## WORK REQUIRED:
Copy every entry precisely.

[Extracted records]
● ● ● ●

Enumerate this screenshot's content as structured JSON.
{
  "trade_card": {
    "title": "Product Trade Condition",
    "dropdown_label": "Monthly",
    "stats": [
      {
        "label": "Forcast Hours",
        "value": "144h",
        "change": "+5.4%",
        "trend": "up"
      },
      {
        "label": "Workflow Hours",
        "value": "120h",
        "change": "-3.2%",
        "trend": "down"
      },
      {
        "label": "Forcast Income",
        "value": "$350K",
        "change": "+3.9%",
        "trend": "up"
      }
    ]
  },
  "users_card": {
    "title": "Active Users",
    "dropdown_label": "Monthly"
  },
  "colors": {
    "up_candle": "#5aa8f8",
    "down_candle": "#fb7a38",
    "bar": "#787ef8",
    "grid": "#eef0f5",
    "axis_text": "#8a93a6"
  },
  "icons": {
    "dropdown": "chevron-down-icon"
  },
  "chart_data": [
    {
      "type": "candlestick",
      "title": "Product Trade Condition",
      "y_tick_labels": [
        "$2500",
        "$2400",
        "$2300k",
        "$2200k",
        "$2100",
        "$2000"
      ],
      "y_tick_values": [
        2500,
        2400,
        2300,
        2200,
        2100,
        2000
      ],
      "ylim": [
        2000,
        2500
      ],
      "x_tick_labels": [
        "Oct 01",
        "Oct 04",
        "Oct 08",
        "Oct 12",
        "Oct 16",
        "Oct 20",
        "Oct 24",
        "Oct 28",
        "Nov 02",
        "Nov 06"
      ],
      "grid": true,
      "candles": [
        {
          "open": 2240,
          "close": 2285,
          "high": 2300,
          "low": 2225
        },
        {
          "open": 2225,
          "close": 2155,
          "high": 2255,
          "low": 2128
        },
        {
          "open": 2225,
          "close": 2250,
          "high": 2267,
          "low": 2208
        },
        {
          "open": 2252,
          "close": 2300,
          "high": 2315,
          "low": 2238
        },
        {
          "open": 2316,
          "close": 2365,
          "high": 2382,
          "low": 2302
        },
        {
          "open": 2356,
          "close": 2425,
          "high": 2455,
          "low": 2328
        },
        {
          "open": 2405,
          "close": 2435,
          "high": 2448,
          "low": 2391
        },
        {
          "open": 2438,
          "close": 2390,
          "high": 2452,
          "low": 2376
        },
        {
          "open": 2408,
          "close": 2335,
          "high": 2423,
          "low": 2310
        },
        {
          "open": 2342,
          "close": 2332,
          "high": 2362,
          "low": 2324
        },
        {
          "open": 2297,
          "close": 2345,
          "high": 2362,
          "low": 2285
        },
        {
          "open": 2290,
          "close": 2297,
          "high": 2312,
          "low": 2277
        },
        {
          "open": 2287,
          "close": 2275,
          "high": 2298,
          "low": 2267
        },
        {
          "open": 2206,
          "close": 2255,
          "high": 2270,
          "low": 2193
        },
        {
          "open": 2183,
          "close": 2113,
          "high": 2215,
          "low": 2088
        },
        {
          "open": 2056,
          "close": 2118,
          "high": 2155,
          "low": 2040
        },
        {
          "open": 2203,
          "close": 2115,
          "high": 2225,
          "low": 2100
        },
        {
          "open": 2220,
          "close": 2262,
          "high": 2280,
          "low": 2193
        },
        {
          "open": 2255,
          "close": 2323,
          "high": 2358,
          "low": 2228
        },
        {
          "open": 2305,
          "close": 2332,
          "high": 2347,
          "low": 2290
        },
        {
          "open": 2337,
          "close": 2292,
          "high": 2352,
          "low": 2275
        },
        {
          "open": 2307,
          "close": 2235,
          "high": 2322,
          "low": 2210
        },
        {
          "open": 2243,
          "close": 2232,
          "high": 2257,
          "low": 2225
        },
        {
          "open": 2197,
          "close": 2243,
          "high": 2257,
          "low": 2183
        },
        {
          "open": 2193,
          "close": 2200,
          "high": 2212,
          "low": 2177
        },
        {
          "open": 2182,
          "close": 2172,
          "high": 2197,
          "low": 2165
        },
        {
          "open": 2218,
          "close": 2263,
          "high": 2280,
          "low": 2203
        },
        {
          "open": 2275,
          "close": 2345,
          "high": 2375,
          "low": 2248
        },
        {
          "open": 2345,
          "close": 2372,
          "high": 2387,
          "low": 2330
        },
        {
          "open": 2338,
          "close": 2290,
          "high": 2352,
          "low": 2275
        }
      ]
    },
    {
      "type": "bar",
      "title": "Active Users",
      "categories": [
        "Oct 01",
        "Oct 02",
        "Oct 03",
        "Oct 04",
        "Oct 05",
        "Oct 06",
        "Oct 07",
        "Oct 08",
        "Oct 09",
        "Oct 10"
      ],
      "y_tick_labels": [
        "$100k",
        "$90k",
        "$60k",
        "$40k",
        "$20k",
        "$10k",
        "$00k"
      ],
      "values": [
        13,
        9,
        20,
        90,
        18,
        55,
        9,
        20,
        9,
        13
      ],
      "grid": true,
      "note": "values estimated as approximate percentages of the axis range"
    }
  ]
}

● ● ● ●

## WRITTEN RESPONSE:
Enumerate this screenshot's content as structured JSON.
{
  "trade_card": {
    "title": "Product Trade Condition",
    "dropdown_label": "Monthly",
    "stats": [
      {
        "label": "Forcast Hours",
        "value": "144h",
        "change": "+5.4%",
        "trend": "up"
      },
      {
        "label": "Workflow Hours",
        "value": "120h",
        "change": "-3.2%",
        "trend": "down"
      },
      {
        "label": "Forcast Income",
        "value": "$350K",
        "change": "+3.9%",
        "trend": "up"
      }
    ]
  },
  "users_card": {
    "title": "Active Users",
    "dropdown_label": "Monthly"
  },
  "colors": {
    "up_candle": "#5aa8f8",
    "down_candle": "#fb7a38",
    "bar": "#787ef8",
    "grid": "#eef0f5",
    "axis_text": "#8a93a6"
  },
  "icons": {
    "dropdown": "chevron-down-icon"
  },
  "chart_data": [
    {
      "type": "candlestick",
      "title": "Product Trade Condition",
      "y_tick_labels": [
        "$2500",
        "$2400",
        "$2300k",
        "$2200k",
        "$2100",
        "$2000"
      ],
      "y_tick_values": [
        2500,
        2400,
        2300,
        2200,
        2100,
        2000
      ],
      "ylim": [
        2000,
        2500
      ],
      "x_tick_labels": [
        "Oct 01",
        "Oct 04",
        "Oct 08",
        "Oct 12",
        "Oct 16",
        "Oct 20",
        "Oct 24",
        "Oct 28",
        "Nov 02",
        "Nov 06"
      ],
      "grid": true,
      "candles": [
        {
          "open": 2240,
          "close": 2285,
          "high": 2300,
          "low": 2225
        },
        {
          "open": 2225,
          "close": 2155,
          "high": 2255,
          "low": 2128
        },
        {
          "open": 2225,
          "close": 2250,
          "high": 2267,
          "low": 2208
        },
        {
          "open": 2252,
          "close": 2300,
          "high": 2315,
          "low": 2238
        },
        {
          "open": 2316,
          "close": 2365,
          "high": 2382,
          "low": 2302
        },
        {
          "open": 2356,
          "close": 2425,
          "high": 2455,
          "low": 2328
        },
        {
          "open": 2405,
          "close": 2435,
          "high": 2448,
          "low": 2391
        },
        {
          "open": 2438,
          "close": 2390,
          "high": 2452,
          "low": 2376
        },
        {
          "open": 2408,
          "close": 2335,
          "high": 2423,
          "low": 2310
        },
        {
          "open": 2342,
          "close": 2332,
          "high": 2362,
          "low": 2324
        },
        {
          "open": 2297,
          "close": 2345,
          "high": 2362,
          "low": 2285
        },
        {
          "open": 2290,
          "close": 2297,
          "high": 2312,
          "low": 2277
        },
        {
          "open": 2287,
          "close": 2275,
          "high": 2298,
          "low": 2267
        },
        {
          "open": 2206,
          "close": 2255,
          "high": 2270,
          "low": 2193
        },
        {
          "open": 2183,
          "close": 2113,
          "high": 2215,
          "low": 2088
        },
        {
          "open": 2056,
          "close": 2118,
          "high": 2155,
          "low": 2040
        },
        {
          "open": 2203,
          "close": 2115,
          "high": 2225,
          "low": 2100
        },
        {
          "open": 2220,
          "close": 2262,
          "high": 2280,
          "low": 2193
        },
        {
          "open": 2255,
          "close": 2323,
          "high": 2358,
          "low": 2228
        },
        {
          "open": 2305,
          "close": 2332,
          "high": 2347,
          "low": 2290
        },
        {
          "open": 2337,
          "close": 2292,
          "high": 2352,
          "low": 2275
        },
        {
          "open": 2307,
          "close": 2235,
          "high": 2322,
          "low": 2210
        },
        {
          "open": 2243,
          "close": 2232,
          "high": 2257,
          "low": 2225
        },
        {
          "open": 2197,
          "close": 2243,
          "high": 2257,
          "low": 2183
        },
        {
          "open": 2193,
          "close": 2200,
          "high": 2212,
          "low": 2177
        },
        {
          "open": 2182,
          "close": 2172,
          "high": 2197,
          "low": 2165
        },
        {
          "open": 2218,
          "close": 2263,
          "high": 2280,
          "low": 2203
        },
        {
          "open": 2275,
          "close": 2345,
          "high": 2375,
          "low": 2248
        },
        {
          "open": 2345,
          "close": 2372,
          "high": 2387,
          "low": 2330
        },
        {
          "open": 2338,
          "close": 2290,
          "high": 2352,
          "low": 2275
        }
      ]
    },
    {
      "type": "bar",
      "title": "Active Users",
      "categories": [
        "Oct 01",
        "Oct 02",
        "Oct 03",
        "Oct 04",
        "Oct 05",
        "Oct 06",
        "Oct 07",
        "Oct 08",
        "Oct 09",
        "Oct 10"
      ],
      "y_tick_labels": [
        "$100k",
        "$90k",
        "$60k",
        "$40k",
        "$20k",
        "$10k",
        "$00k"
      ],
      "values": [
        13,
        9,
        20,
        90,
        18,
        55,
        9,
        20,
        9,
        13
      ],
      "grid": true,
      "note": "values estimated as approximate percentages of the axis range"
    }
  ]
}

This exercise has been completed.